**Task to carry out:**
Locate every line in the records below that contains the word "image", and copy each one.

Entries taken from a collection:

* * * * *

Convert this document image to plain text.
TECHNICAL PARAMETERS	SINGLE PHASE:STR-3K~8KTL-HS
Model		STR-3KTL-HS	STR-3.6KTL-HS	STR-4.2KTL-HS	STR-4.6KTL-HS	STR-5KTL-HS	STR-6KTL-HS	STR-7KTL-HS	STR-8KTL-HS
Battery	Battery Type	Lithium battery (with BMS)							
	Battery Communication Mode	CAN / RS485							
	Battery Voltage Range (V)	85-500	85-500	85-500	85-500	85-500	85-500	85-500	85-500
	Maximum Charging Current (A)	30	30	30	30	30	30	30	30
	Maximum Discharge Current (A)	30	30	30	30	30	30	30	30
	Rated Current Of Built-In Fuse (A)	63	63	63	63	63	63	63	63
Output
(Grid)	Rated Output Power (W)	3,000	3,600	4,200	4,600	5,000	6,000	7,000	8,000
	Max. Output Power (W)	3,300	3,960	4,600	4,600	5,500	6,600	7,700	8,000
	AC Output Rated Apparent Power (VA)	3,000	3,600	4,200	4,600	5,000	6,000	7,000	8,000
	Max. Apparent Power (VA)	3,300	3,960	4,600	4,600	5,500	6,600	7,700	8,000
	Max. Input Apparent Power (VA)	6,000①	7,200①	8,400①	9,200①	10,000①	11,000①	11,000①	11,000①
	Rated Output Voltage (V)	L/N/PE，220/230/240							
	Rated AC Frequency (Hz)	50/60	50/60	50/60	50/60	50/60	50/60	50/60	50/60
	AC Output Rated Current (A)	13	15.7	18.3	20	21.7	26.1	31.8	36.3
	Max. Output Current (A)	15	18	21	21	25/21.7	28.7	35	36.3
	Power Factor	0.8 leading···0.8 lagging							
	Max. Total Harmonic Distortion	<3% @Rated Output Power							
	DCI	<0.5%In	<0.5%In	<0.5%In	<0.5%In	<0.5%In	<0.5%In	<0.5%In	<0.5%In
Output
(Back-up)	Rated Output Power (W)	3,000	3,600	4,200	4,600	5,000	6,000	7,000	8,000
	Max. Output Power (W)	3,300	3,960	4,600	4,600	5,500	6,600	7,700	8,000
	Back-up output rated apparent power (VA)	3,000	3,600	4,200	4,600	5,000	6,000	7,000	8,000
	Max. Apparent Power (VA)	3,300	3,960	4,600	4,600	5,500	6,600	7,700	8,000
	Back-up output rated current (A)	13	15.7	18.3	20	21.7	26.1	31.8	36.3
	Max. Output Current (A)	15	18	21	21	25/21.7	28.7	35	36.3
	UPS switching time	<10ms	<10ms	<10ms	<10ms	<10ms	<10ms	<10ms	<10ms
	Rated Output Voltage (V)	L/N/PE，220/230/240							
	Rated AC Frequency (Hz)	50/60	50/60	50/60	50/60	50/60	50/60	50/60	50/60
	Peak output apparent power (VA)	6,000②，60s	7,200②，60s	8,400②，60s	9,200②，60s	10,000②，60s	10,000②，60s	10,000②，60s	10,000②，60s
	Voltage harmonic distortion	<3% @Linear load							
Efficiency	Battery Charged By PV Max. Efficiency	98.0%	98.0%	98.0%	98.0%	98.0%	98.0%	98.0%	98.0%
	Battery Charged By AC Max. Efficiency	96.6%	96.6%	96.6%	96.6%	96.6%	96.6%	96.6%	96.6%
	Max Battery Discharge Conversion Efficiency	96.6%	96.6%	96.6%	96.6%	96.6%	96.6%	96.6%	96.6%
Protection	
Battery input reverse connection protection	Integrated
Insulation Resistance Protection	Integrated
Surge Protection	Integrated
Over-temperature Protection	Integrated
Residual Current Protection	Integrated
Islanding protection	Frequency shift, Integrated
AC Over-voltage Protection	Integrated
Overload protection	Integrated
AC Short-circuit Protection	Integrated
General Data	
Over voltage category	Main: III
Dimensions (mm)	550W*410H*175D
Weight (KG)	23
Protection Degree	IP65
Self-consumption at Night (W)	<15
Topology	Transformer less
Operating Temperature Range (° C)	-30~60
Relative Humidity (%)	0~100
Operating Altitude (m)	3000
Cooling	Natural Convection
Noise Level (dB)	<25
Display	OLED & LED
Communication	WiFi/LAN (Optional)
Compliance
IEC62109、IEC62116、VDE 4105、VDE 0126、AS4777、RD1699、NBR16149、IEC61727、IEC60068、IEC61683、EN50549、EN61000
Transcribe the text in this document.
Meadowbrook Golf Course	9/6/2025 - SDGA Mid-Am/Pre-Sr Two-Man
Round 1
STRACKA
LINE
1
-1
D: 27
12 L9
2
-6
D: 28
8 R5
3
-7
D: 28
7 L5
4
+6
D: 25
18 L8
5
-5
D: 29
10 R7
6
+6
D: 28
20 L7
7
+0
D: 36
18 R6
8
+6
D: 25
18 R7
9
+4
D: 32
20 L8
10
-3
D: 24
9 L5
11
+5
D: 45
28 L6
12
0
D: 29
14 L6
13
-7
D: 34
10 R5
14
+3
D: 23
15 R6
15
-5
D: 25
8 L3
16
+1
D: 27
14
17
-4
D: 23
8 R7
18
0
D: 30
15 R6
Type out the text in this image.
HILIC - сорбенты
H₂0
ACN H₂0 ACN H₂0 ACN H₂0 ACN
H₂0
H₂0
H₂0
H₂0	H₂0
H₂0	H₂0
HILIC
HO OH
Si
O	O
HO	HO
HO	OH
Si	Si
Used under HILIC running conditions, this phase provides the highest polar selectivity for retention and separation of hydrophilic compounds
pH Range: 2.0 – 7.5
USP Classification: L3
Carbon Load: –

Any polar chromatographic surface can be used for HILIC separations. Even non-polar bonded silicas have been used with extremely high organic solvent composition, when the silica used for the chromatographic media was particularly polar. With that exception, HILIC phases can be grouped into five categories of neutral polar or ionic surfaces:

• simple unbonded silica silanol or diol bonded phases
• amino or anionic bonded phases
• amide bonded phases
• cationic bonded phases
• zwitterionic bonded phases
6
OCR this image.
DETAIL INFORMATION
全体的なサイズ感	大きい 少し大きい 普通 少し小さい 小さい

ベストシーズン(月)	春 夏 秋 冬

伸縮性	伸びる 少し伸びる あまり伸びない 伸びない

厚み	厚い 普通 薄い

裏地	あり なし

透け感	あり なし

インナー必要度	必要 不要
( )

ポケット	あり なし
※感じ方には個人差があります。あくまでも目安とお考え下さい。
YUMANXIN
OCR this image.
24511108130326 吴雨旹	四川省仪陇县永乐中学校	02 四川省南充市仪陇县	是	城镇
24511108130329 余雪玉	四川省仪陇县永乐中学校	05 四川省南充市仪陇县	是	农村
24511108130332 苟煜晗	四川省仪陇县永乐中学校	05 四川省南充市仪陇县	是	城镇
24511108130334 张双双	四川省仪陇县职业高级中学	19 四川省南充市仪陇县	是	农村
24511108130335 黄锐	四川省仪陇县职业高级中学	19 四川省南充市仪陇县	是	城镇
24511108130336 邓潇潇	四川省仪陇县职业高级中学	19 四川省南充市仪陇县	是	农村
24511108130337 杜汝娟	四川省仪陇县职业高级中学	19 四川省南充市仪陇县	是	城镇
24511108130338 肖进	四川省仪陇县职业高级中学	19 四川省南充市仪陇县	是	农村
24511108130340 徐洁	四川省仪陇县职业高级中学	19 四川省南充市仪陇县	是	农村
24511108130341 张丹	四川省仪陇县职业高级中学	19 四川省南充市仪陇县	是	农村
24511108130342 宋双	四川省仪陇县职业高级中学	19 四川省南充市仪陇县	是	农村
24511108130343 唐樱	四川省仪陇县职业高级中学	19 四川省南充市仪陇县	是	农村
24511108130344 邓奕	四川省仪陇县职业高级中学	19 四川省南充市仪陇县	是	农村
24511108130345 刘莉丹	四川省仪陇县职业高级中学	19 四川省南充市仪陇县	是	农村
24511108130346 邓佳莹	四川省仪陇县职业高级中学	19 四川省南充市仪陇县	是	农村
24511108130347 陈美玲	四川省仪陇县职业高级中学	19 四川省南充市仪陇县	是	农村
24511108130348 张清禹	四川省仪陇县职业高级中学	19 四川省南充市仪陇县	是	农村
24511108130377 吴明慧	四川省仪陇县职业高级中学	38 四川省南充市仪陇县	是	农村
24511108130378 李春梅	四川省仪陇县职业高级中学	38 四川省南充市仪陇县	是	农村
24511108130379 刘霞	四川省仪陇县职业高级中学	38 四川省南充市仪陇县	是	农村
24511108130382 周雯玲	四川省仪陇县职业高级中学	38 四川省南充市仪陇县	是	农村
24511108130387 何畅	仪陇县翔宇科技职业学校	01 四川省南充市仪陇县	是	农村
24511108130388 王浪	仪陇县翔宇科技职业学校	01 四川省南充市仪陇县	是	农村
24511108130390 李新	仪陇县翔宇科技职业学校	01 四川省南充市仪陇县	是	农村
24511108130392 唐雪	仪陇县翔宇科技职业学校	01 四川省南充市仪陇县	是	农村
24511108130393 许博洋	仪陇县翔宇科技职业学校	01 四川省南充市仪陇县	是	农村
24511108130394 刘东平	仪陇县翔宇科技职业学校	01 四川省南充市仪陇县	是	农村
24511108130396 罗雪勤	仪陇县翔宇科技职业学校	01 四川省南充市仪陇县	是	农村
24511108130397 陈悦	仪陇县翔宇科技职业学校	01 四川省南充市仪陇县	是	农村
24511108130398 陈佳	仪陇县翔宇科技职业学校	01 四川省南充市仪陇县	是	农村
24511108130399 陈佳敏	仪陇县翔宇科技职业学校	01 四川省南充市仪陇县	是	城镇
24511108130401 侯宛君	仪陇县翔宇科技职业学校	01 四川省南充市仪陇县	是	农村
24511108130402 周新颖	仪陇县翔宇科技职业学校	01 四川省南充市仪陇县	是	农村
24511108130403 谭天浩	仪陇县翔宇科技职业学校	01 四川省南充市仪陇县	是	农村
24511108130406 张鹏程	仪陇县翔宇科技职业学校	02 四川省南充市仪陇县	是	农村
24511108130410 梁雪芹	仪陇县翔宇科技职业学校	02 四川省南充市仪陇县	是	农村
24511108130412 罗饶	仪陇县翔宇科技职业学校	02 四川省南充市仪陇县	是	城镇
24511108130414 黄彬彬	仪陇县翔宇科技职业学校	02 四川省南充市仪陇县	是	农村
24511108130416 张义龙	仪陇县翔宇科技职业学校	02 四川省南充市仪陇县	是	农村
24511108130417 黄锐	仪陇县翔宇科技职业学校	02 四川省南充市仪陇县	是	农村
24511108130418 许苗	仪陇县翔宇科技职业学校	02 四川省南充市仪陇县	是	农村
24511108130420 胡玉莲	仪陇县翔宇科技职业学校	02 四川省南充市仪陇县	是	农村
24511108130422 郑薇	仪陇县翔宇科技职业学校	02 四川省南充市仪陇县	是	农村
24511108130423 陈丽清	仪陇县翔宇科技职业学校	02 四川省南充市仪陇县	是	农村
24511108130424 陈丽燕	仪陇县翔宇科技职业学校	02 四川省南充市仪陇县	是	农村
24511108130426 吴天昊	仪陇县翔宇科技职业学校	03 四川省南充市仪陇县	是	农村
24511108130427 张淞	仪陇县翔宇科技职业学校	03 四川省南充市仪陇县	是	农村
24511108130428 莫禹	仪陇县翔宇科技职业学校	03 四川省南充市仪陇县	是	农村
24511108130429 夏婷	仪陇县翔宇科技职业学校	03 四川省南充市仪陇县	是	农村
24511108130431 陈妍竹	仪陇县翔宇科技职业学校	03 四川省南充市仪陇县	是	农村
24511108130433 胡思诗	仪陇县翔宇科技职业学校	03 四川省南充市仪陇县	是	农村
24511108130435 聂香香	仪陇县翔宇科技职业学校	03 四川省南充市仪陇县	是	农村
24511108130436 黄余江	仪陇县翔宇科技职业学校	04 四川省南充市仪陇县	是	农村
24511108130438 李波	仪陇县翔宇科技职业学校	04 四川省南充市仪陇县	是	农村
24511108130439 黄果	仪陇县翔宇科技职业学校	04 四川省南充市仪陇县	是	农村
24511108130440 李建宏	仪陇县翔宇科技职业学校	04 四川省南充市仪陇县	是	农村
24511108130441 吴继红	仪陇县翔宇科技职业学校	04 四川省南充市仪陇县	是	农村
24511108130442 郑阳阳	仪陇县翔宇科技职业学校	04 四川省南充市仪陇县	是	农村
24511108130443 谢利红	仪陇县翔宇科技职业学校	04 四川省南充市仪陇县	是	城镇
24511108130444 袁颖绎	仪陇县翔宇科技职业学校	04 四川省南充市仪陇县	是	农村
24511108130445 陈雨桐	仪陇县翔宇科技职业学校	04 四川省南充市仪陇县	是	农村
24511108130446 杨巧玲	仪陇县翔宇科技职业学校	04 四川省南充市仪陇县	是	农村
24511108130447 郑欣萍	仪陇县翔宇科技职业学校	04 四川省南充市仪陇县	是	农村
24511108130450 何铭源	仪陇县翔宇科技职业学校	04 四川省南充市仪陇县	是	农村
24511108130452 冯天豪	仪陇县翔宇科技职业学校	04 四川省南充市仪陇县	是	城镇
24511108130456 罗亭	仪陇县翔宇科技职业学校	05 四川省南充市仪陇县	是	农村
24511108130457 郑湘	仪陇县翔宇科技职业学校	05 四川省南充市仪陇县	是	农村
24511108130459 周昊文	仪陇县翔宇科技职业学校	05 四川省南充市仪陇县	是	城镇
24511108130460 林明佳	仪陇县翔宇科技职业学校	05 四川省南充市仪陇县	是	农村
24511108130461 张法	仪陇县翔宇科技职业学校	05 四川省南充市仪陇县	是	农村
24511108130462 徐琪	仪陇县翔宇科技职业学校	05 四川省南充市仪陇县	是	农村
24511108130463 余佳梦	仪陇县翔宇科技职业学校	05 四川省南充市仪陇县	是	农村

* * * * *

**Written reply:**
Convert this document image to plain text.
Type out the text in this image.
OCR this image.
OCR this image.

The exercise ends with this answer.